**Exercise data**
· · ·

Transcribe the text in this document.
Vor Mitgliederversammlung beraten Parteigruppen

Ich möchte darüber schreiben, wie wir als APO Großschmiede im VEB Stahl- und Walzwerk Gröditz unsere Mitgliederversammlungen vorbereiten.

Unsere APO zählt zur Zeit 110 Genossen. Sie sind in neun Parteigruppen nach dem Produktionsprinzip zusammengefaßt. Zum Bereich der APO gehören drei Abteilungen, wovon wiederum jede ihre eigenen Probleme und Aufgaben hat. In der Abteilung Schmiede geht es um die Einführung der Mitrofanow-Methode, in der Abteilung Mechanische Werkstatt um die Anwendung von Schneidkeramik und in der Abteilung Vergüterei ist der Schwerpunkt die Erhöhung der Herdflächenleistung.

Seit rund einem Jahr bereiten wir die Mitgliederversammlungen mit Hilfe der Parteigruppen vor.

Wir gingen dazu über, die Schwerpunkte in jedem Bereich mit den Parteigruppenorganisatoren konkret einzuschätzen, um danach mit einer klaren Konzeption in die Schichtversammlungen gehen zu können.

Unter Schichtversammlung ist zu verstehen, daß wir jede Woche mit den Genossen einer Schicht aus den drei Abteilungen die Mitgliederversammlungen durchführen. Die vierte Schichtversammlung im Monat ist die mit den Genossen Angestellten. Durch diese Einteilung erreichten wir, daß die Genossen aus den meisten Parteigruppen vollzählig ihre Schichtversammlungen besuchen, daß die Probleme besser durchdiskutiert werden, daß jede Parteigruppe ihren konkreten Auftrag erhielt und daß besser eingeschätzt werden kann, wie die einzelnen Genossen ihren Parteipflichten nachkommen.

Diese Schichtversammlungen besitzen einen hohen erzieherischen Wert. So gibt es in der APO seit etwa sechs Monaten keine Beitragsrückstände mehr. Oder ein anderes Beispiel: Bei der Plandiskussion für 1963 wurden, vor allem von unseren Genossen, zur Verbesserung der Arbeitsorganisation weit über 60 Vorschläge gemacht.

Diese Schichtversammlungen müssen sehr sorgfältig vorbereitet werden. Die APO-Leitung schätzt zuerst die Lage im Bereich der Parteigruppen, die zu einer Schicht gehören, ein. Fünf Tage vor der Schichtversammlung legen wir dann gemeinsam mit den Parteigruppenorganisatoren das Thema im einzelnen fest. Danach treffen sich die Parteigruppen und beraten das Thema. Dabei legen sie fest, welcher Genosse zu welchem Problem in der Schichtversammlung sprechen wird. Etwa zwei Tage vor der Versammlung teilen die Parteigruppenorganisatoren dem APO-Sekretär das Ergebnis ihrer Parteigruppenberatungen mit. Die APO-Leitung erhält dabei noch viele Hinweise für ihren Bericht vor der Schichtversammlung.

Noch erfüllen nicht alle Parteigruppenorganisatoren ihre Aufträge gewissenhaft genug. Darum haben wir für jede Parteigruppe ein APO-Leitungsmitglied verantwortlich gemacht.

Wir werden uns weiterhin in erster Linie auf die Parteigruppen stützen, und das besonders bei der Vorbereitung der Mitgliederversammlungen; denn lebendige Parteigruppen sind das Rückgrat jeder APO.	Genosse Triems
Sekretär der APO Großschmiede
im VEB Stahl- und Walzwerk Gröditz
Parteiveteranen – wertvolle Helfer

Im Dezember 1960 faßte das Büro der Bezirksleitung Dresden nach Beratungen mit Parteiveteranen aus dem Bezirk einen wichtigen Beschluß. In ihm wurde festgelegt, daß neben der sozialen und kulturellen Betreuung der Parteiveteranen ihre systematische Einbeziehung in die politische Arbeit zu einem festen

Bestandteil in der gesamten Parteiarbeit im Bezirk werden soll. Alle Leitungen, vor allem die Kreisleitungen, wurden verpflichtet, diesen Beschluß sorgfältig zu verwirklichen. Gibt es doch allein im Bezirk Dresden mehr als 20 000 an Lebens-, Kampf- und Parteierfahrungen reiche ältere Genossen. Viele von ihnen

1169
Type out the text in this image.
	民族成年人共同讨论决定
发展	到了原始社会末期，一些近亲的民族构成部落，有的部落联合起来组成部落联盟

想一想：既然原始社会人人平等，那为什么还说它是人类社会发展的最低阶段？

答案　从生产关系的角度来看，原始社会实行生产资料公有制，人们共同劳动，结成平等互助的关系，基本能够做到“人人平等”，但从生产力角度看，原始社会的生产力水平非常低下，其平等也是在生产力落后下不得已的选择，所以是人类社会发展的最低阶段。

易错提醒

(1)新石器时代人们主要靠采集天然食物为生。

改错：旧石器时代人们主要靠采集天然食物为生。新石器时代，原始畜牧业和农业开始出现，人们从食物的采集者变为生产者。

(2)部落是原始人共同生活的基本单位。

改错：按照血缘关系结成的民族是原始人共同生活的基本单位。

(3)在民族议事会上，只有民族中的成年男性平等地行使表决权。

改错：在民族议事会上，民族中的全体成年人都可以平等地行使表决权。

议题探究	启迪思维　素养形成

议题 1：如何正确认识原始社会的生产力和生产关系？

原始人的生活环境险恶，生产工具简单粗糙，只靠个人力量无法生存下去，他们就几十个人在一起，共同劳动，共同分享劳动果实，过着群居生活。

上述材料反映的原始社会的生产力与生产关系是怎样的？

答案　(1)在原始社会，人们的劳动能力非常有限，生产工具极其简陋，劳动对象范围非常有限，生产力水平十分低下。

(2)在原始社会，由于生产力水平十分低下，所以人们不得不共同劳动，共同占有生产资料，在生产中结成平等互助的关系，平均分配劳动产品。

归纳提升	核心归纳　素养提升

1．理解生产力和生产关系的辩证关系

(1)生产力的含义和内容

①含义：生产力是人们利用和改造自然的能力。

· · ·

Print the material once more, exactly.

**Exercise output**
Transcribe the text in this document.
Vor Mitgliederversammlung beraten Parteigruppen

Ich möchte darüber schreiben, wie wir als APO Großschmiede im VEB Stahl- und Walzwerk Gröditz unsere Mitgliederversammlungen vorbereiten.

Unsere APO zählt zur Zeit 110 Genossen. Sie sind in neun Parteigruppen nach dem Produktionsprinzip zusammengefaßt. Zum Bereich der APO gehören drei Abteilungen, wovon wiederum jede ihre eigenen Probleme und Aufgaben hat. In der Abteilung Schmiede geht es um die Einführung der Mitrofanow-Methode, in der Abteilung Mechanische Werkstatt um die Anwendung von Schneidkeramik und in der Abteilung Vergüterei ist der Schwerpunkt die Erhöhung der Herdflächenleistung.

Seit rund einem Jahr bereiten wir die Mitgliederversammlungen mit Hilfe der Parteigruppen vor.

Wir gingen dazu über, die Schwerpunkte in jedem Bereich mit den Parteigruppenorganisatoren konkret einzuschätzen, um danach mit einer klaren Konzeption in die Schichtversammlungen gehen zu können.

Unter Schichtversammlung ist zu verstehen, daß wir jede Woche mit den Genossen einer Schicht aus den drei Abteilungen die Mitgliederversammlungen durchführen. Die vierte Schichtversammlung im Monat ist die mit den Genossen Angestellten. Durch diese Einteilung erreichten wir, daß die Genossen aus den meisten Parteigruppen vollzählig ihre Schichtversammlungen besuchen, daß die Probleme besser durchdiskutiert werden, daß jede Parteigruppe ihren konkreten Auftrag erhielt und daß besser eingeschätzt werden kann, wie die einzelnen Genossen ihren Parteipflichten nachkommen.

Diese Schichtversammlungen besitzen einen hohen erzieherischen Wert. So gibt es in der APO seit etwa sechs Monaten keine Beitragsrückstände mehr. Oder ein anderes Beispiel: Bei der Plandiskussion für 1963 wurden, vor allem von unseren Genossen, zur Verbesserung der Arbeitsorganisation weit über 60 Vorschläge gemacht.

Diese Schichtversammlungen müssen sehr sorgfältig vorbereitet werden. Die APO-Leitung schätzt zuerst die Lage im Bereich der Parteigruppen, die zu einer Schicht gehören, ein. Fünf Tage vor der Schichtversammlung legen wir dann gemeinsam mit den Parteigruppenorganisatoren das Thema im einzelnen fest. Danach treffen sich die Parteigruppen und beraten das Thema. Dabei legen sie fest, welcher Genosse zu welchem Problem in der Schichtversammlung sprechen wird. Etwa zwei Tage vor der Versammlung teilen die Parteigruppenorganisatoren dem APO-Sekretär das Ergebnis ihrer Parteigruppenberatungen mit. Die APO-Leitung erhält dabei noch viele Hinweise für ihren Bericht vor der Schichtversammlung.

Noch erfüllen nicht alle Parteigruppenorganisatoren ihre Aufträge gewissenhaft genug. Darum haben wir für jede Parteigruppe ein APO-Leitungsmitglied verantwortlich gemacht.

Wir werden uns weiterhin in erster Linie auf die Parteigruppen stützen, und das besonders bei der Vorbereitung der Mitgliederversammlungen; denn lebendige Parteigruppen sind das Rückgrat jeder APO.	Genosse Triems
Sekretär der APO Großschmiede
im VEB Stahl- und Walzwerk Gröditz
Parteiveteranen – wertvolle Helfer

Im Dezember 1960 faßte das Büro der Bezirksleitung Dresden nach Beratungen mit Parteiveteranen aus dem Bezirk einen wichtigen Beschluß. In ihm wurde festgelegt, daß neben der sozialen und kulturellen Betreuung der Parteiveteranen ihre systematische Einbeziehung in die politische Arbeit zu einem festen

Bestandteil in der gesamten Parteiarbeit im Bezirk werden soll. Alle Leitungen, vor allem die Kreisleitungen, wurden verpflichtet, diesen Beschluß sorgfältig zu verwirklichen. Gibt es doch allein im Bezirk Dresden mehr als 20 000 an Lebens-, Kampf- und Parteierfahrungen reiche ältere Genossen. Viele von ihnen

1169
Type out the text in this image.
	民族成年人共同讨论决定
发展	到了原始社会末期，一些近亲的民族构成部落，有的部落联合起来组成部落联盟

想一想：既然原始社会人人平等，那为什么还说它是人类社会发展的最低阶段？

答案　从生产关系的角度来看，原始社会实行生产资料公有制，人们共同劳动，结成平等互助的关系，基本能够做到“人人平等”，但从生产力角度看，原始社会的生产力水平非常低下，其平等也是在生产力落后下不得已的选择，所以是人类社会发展的最低阶段。

易错提醒

(1)新石器时代人们主要靠采集天然食物为生。

改错：旧石器时代人们主要靠采集天然食物为生。新石器时代，原始畜牧业和农业开始出现，人们从食物的采集者变为生产者。

(2)部落是原始人共同生活的基本单位。

改错：按照血缘关系结成的民族是原始人共同生活的基本单位。

(3)在民族议事会上，只有民族中的成年男性平等地行使表决权。

改错：在民族议事会上，民族中的全体成年人都可以平等地行使表决权。

议题探究	启迪思维　素养形成

议题 1：如何正确认识原始社会的生产力和生产关系？

原始人的生活环境险恶，生产工具简单粗糙，只靠个人力量无法生存下去，他们就几十个人在一起，共同劳动，共同分享劳动果实，过着群居生活。

上述材料反映的原始社会的生产力与生产关系是怎样的？

答案　(1)在原始社会，人们的劳动能力非常有限，生产工具极其简陋，劳动对象范围非常有限，生产力水平十分低下。

(2)在原始社会，由于生产力水平十分低下，所以人们不得不共同劳动，共同占有生产资料，在生产中结成平等互助的关系，平均分配劳动产品。

归纳提升	核心归纳　素养提升

1．理解生产力和生产关系的辩证关系

(1)生产力的含义和内容

①含义：生产力是人们利用和改造自然的能力。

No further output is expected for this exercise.